Короткое задание 1:
Перепишите без изменений строки перечня, начиная со строки с "password-input[interactable] (684, 204, 1150, 235)" и заканчивая строкой с "password-label: 密码 (652, 213, 674, 225)", включительно.

Отрывок из источника:
_ _ _ _ _ _ _

Кислота и щелочь, говорил он, это суть символы действия и воздействия в истории, а условия существования общества (о чем знали древние) обусловлены сочетанием четырех алхимических стихий, социальный аспект которых суть: наука, искусство, любовь и, как их альфа и омега, - вера.
Одоевский пытался на практике стать таким социальным алхимиком, видя в этом свою общественную задачу и роль.66 Писатель В.А. Соллогуб, посещавший салон, так рассказывал о самом хозяине: он "то прислушивался к разговору, то поощрял дебютанта, то тихим своим добросердечным голосом делал свои замечания, всегда исполненные знания и незлобия. ...Все понимали, что хозяин ... не притворяется, что он их любит ... во имя любви, согласия, взаимного уважения, общей службы образованию".
Итак, в лице князя Одоевского нам предстает русский человек, в известной мере приведший в опыте своей жизни к единству два древних пути посвящения и таким образом переживший в себе действие Импульса Христа в целостной человеческой личности. Он являл собой индивидуальность, в которой увенчался успехом тот древний путь развития, в начале которого норманны внесли свет познания в "ствол" единой славянской души. Многое изменилось с того времени. С одной стороны, славяне стали способны переживать в себе индивидуальное сознание, с другой - культурные импульсы средней Европы обрели характер гетеанизма и высокой идеалистической философии. И вот, когда все это пришло в органическую взаимосвязь, возник тип личности, ставший прообразом для всех тех русских людей, которые, обладая определенными особенностями, обусловленными их национальностью, общими культурно-историческими условиями, хотят развить в себе высшее начало и поставить его на служение своим ближним, всему человечеству.
Одоевский в своих философских и спиритуальных воззрениях был не одинок. Особенно близко к нему примыкал чрезвычайно многообещающий, но рано умерший другой член кружка "Любомудров" Д.В. Веневитинов (1805-1827). Станкевич писал о нем в 1838 г. в письме к Грановскому: "... у Веневитинова было художественно-рефлективное направление вроде Гете ...". Особой страстью Веневитинова была философия, которую он рассматривал как науку о "познании самого познания", протекающего в идеях и понятиях, имманентных человеческому духу, за которыми не стоит еще особого мира трансцендентных идей. Как и Одоевский, он считал, что процесс познания в своей исходной точке имел "всеведение", когда люди, хотя и по-детски, были прирожденными натуралистами. Но потом они с природой "раззнакомились", и возникла философия. Ее цель - вновь образовать "гармонию между миром и человеком" и снова привести последнего к "всеведению". Процесс самопознания вызвал внутри человека раскол между мыслью и чувством. Преодолевается он с помощью мысли, т.е. опять философии67.
Таковы были те значительные представители русской культуры XIX века, духовные и художественные импульсы которых возводимы к древнейшему мистериальному аполлоническому началу. К их числу можно также отнести (по духу их творчества) и художника Брюллова, и композитора М. И. Глинку, поэта Жуковского, писателя И. А. Гончарова и немало других.

_ _ _ _ _ _ _

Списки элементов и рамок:
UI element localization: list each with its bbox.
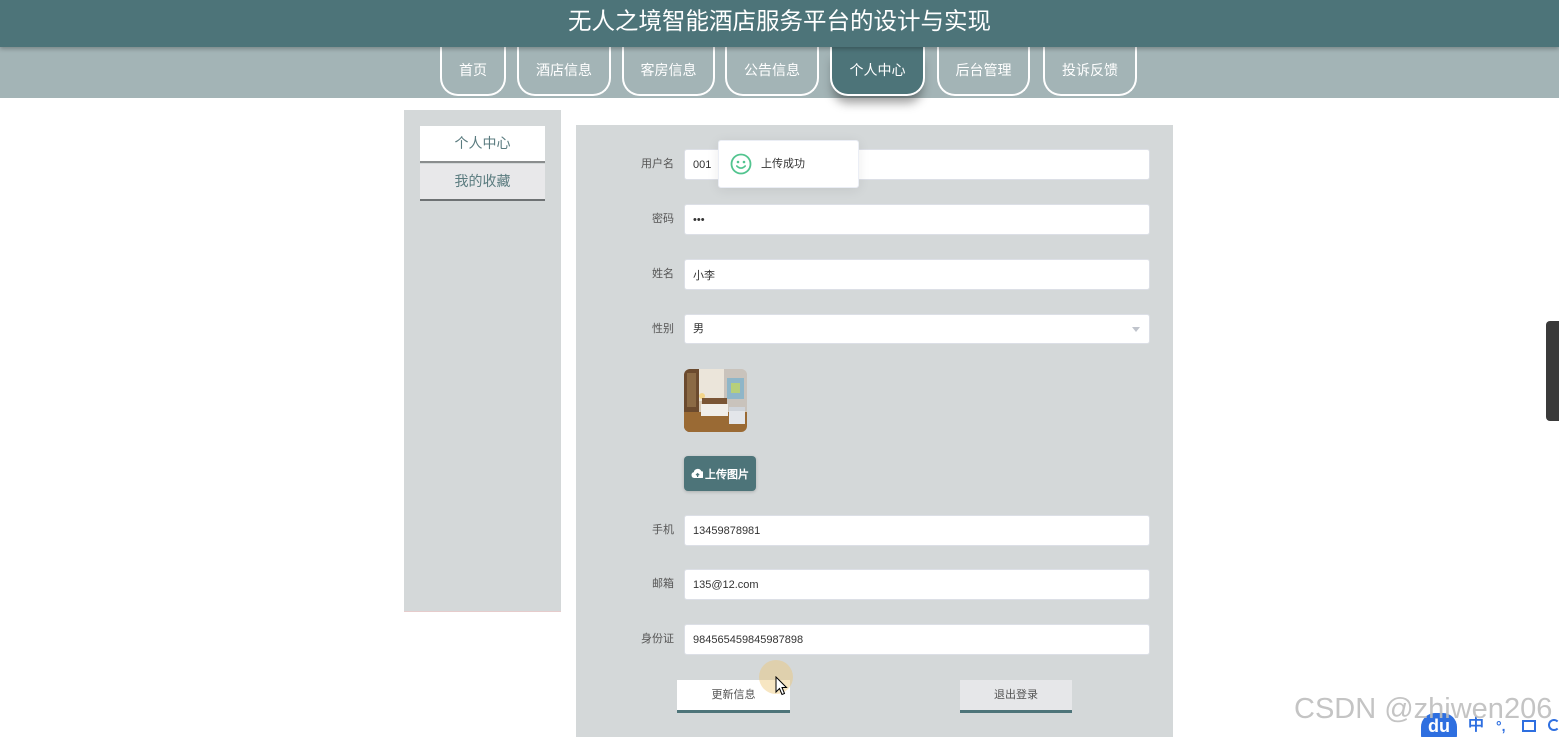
password-input[interactable] (684, 204, 1150, 235)
side-drawer-handle[interactable] (1546, 321, 1559, 421)
nav-tab-admin[interactable]: 后台管理 (937, 47, 1030, 96)
gender-select-value: 男 (693, 323, 704, 335)
phone-input[interactable] (684, 515, 1150, 546)
gender-label: 性别 (652, 323, 674, 335)
sidebar: 个人中心 我的收藏 (404, 110, 561, 612)
nav-tab-hotel-info[interactable]: 酒店信息 (517, 47, 611, 96)
nav-tab-personal-center[interactable]: 个人中心 (830, 47, 925, 96)
mouse-cursor-icon (775, 676, 788, 696)
upload-image-button-label: 上传图片 (705, 468, 749, 481)
email-input[interactable] (684, 569, 1150, 600)
room-photo-image (684, 369, 747, 432)
main-nav: 首页 酒店信息 客房信息 公告信息 个人中心 后台管理 投诉反馈 (0, 47, 1559, 98)
toast-message: 上传成功 (761, 158, 805, 170)
logout-button[interactable]: 退出登录 (960, 680, 1072, 713)
id-card-input[interactable] (684, 624, 1150, 655)
smile-icon (730, 153, 752, 175)
name-label: 姓名 (652, 268, 674, 280)
password-label: 密码 (652, 213, 674, 225)
nav-tab-home[interactable]: 首页 (440, 47, 506, 96)
cloud-upload-icon (691, 468, 703, 478)
sidebar-item-personal-center[interactable]: 个人中心 (420, 126, 545, 163)
nav-tab-room-info[interactable]: 客房信息 (622, 47, 715, 96)
name-input[interactable] (684, 259, 1150, 290)
upload-image-button[interactable]: 上传图片 (684, 456, 756, 491)
nav-tab-feedback[interactable]: 投诉反馈 (1043, 47, 1137, 96)
upload-success-toast: 上传成功 (718, 140, 859, 188)
sidebar-item-favorites[interactable]: 我的收藏 (420, 164, 545, 201)
nav-tab-announcements[interactable]: 公告信息 (725, 47, 819, 96)
watermark: CSDN @zhiwen206 (1294, 693, 1553, 725)
phone-label: 手机 (652, 524, 674, 536)
app-header: 无人之境智能酒店服务平台的设计与实现 (0, 0, 1559, 47)
id-card-label: 身份证 (641, 633, 674, 645)
username-label: 用户名 (641, 158, 674, 170)
gender-select[interactable]: 男 (684, 314, 1150, 344)
chevron-down-icon (1132, 327, 1140, 332)
profile-form-panel: 用户名 密码 姓名 性别 男 上传图片 手 (576, 125, 1173, 737)
site-title: 无人之境智能酒店服务平台的设计与实现 (568, 8, 991, 34)
email-label: 邮箱 (652, 578, 674, 590)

_ _ _ _ _ _ _

Короткое задание 2:
В каком году, согласно отрывку о князе Одоевском, Станкевич написал Грановскому письмо с отзывом о Веневитинове?

Решение задания 1:
password-input[interactable] (684, 204, 1150, 235)
side-drawer-handle[interactable] (1546, 321, 1559, 421)
nav-tab-admin[interactable]: 后台管理 (937, 47, 1030, 96)
gender-select-value: 男 (693, 323, 704, 335)
phone-input[interactable] (684, 515, 1150, 546)
gender-label: 性别 (652, 323, 674, 335)
sidebar: 个人中心 我的收藏 (404, 110, 561, 612)
nav-tab-hotel-info[interactable]: 酒店信息 (517, 47, 611, 96)
nav-tab-personal-center[interactable]: 个人中心 (830, 47, 925, 96)
mouse-cursor-icon (775, 676, 788, 696)
upload-image-button-label: 上传图片 (705, 468, 749, 481)
email-input[interactable] (684, 569, 1150, 600)
room-photo-image (684, 369, 747, 432)
main-nav: 首页 酒店信息 客房信息 公告信息 个人中心 后台管理 投诉反馈 (0, 47, 1559, 98)
toast-message: 上传成功 (761, 158, 805, 170)
logout-button[interactable]: 退出登录 (960, 680, 1072, 713)
id-card-input[interactable] (684, 624, 1150, 655)
smile-icon (730, 153, 752, 175)
name-label: 姓名 (652, 268, 674, 280)
password-label: 密码 (652, 213, 674, 225)

Решение задания 2:
В 1838 году.